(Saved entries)
----------

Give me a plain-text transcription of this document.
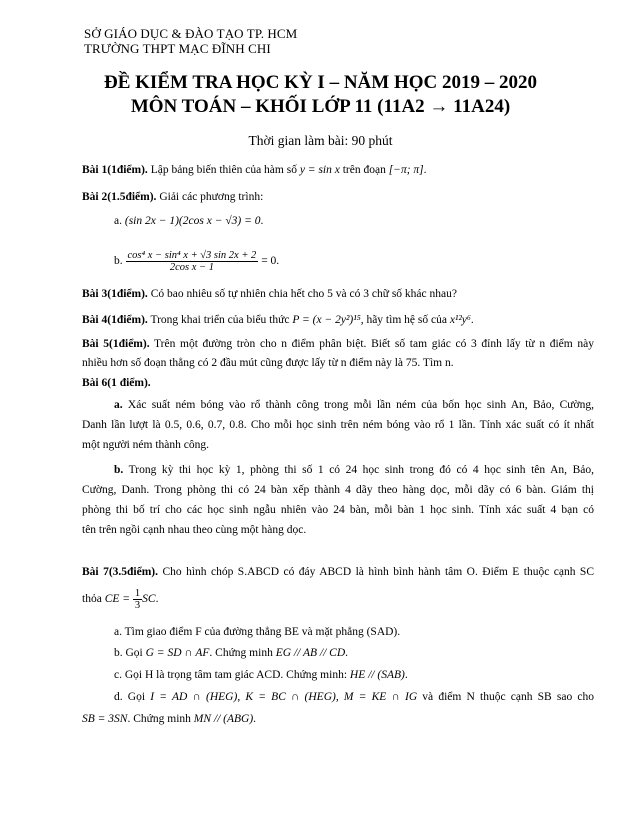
SỞ GIÁO DỤC & ĐÀO TẠO TP. HCM
TRƯỜNG THPT MẠC ĐĨNH CHI
ĐỀ KIỂM TRA HỌC KỲ I – NĂM HỌC 2019 – 2020
MÔN TOÁN – KHỐI LỚP 11 (11A2 → 11A24)
Thời gian làm bài: 90 phút
Bài 1(1điểm). Lập bảng biến thiên của hàm số y = sin x trên đoạn [−π; π].
Bài 2(1.5điểm). Giải các phương trình:
a. (sin 2x − 1)(2cos x − √3) = 0.
b. $\frac{\text{cos⁴ x − sin⁴ x + √3 sin 2x + 2}}{\text{2cos x − 1}} = 0$.
Bài 3(1điểm). Có bao nhiêu số tự nhiên chia hết cho 5 và có 3 chữ số khác nhau?
Bài 4(1điểm). Trong khai triển của biểu thức P = (x − 2y²)¹⁵, hãy tìm hệ số của x¹²y⁶.
Bài 5(1điểm). Trên một đường tròn cho n điểm phân biệt. Biết số tam giác có 3 đỉnh lấy từ n điểm này
nhiều hơn số đoạn thẳng có 2 đầu mút cũng được lấy từ n điểm này là 75. Tìm n.
Bài 6(1 điểm).
a. Xác suất ném bóng vào rổ thành công trong mỗi lần ném của bốn học sinh An, Bảo, Cường,
Danh lần lượt là 0.5, 0.6, 0.7, 0.8. Cho mỗi học sinh trên ném bóng vào rổ 1 lần. Tính xác suất có ít nhất
một người ném thành công.
b. Trong kỳ thi học kỳ 1, phòng thi số 1 có 24 học sinh trong đó có 4 học sinh tên An, Bảo,
Cường, Danh. Trong phòng thi có 24 bàn xếp thành 4 dãy theo hàng dọc, mỗi dãy có 6 bàn. Giám thị
phòng thi bố trí cho các học sinh ngẫu nhiên vào 24 bàn, mỗi bàn 1 học sinh. Tính xác suất 4 bạn có
tên trên ngồi cạnh nhau theo cùng một hàng dọc.
Bài 7(3.5điểm). Cho hình chóp S.ABCD có đáy ABCD là hình bình hành tâm O. Điểm E thuộc cạnh SC
thỏa CE = $\frac{1}{3}$ SC.
a. Tìm giao điểm F của đường thẳng BE và mặt phẳng (SAD).
b. Gọi G = SD ∩ AF. Chứng minh EG // AB // CD.
c. Gọi H là trọng tâm tam giác ACD. Chứng minh: HE // (SAB).
d. Gọi I = AD ∩ (HEG), K = BC ∩ (HEG), M = KE ∩ IG và điểm N thuộc cạnh SB sao cho
SB = 3SN. Chứng minh MN // (ABG).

----------

**Goal of the exercise**
Without the pictures, output the full listing exactly as it stands.

**Full answer**
Give me a plain-text transcription of this document.
SỞ GIÁO DỤC & ĐÀO TẠO TP. HCM
TRƯỜNG THPT MẠC ĐĨNH CHI
ĐỀ KIỂM TRA HỌC KỲ I – NĂM HỌC 2019 – 2020
MÔN TOÁN – KHỐI LỚP 11 (11A2 → 11A24)
Thời gian làm bài: 90 phút
Bài 1(1điểm). Lập bảng biến thiên của hàm số y = sin x trên đoạn [−π; π].
Bài 2(1.5điểm). Giải các phương trình:
a. (sin 2x − 1)(2cos x − √3) = 0.
b. $\frac{\text{cos⁴ x − sin⁴ x + √3 sin 2x + 2}}{\text{2cos x − 1}} = 0$.
Bài 3(1điểm). Có bao nhiêu số tự nhiên chia hết cho 5 và có 3 chữ số khác nhau?
Bài 4(1điểm). Trong khai triển của biểu thức P = (x − 2y²)¹⁵, hãy tìm hệ số của x¹²y⁶.
Bài 5(1điểm). Trên một đường tròn cho n điểm phân biệt. Biết số tam giác có 3 đỉnh lấy từ n điểm này
nhiều hơn số đoạn thẳng có 2 đầu mút cũng được lấy từ n điểm này là 75. Tìm n.
Bài 6(1 điểm).
a. Xác suất ném bóng vào rổ thành công trong mỗi lần ném của bốn học sinh An, Bảo, Cường,
Danh lần lượt là 0.5, 0.6, 0.7, 0.8. Cho mỗi học sinh trên ném bóng vào rổ 1 lần. Tính xác suất có ít nhất
một người ném thành công.
b. Trong kỳ thi học kỳ 1, phòng thi số 1 có 24 học sinh trong đó có 4 học sinh tên An, Bảo,
Cường, Danh. Trong phòng thi có 24 bàn xếp thành 4 dãy theo hàng dọc, mỗi dãy có 6 bàn. Giám thị
phòng thi bố trí cho các học sinh ngẫu nhiên vào 24 bàn, mỗi bàn 1 học sinh. Tính xác suất 4 bạn có
tên trên ngồi cạnh nhau theo cùng một hàng dọc.
Bài 7(3.5điểm). Cho hình chóp S.ABCD có đáy ABCD là hình bình hành tâm O. Điểm E thuộc cạnh SC
thỏa CE = $\frac{1}{3}$ SC.
a. Tìm giao điểm F của đường thẳng BE và mặt phẳng (SAD).
b. Gọi G = SD ∩ AF. Chứng minh EG // AB // CD.
c. Gọi H là trọng tâm tam giác ACD. Chứng minh: HE // (SAB).
d. Gọi I = AD ∩ (HEG), K = BC ∩ (HEG), M = KE ∩ IG và điểm N thuộc cạnh SB sao cho
SB = 3SN. Chứng minh MN // (ABG).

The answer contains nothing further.